> _Goal_
Copy the lines below with no changes, leaving the pictures out of your answer.
━━━━━━━━
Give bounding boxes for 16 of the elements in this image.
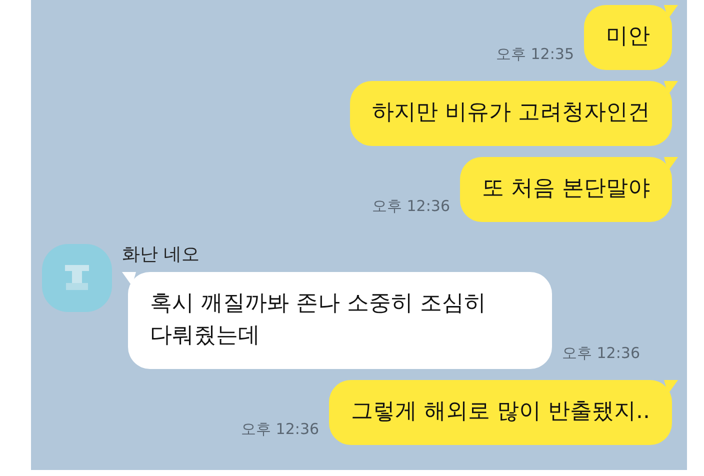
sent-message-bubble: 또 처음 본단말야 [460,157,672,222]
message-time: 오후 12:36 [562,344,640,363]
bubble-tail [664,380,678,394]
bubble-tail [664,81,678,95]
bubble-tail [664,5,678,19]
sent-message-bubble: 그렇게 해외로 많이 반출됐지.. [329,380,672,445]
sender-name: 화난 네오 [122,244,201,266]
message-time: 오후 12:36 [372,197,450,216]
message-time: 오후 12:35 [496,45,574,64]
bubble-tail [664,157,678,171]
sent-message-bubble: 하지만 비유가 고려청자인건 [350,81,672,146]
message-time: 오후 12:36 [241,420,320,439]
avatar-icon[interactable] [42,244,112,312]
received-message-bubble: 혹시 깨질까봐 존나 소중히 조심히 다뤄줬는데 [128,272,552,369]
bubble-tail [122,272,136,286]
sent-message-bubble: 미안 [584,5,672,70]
━━━━━━━━
> _Output of the exercise_
Give bounding boxes for 16 of the elements in this image.
sent-message-bubble: 또 처음 본단말야 [460,157,672,222]
message-time: 오후 12:36 [562,344,640,363]
bubble-tail [664,380,678,394]
bubble-tail [664,81,678,95]
bubble-tail [664,5,678,19]
sent-message-bubble: 그렇게 해외로 많이 반출됐지.. [329,380,672,445]
sender-name: 화난 네오 [122,244,201,266]
message-time: 오후 12:36 [372,197,450,216]
message-time: 오후 12:35 [496,45,574,64]
bubble-tail [664,157,678,171]
sent-message-bubble: 하지만 비유가 고려청자인건 [350,81,672,146]
message-time: 오후 12:36 [241,420,320,439]
avatar-icon[interactable] [42,244,112,312]
received-message-bubble: 혹시 깨질까봐 존나 소중히 조심히 다뤄줬는데 [128,272,552,369]
bubble-tail [122,272,136,286]
sent-message-bubble: 미안 [584,5,672,70]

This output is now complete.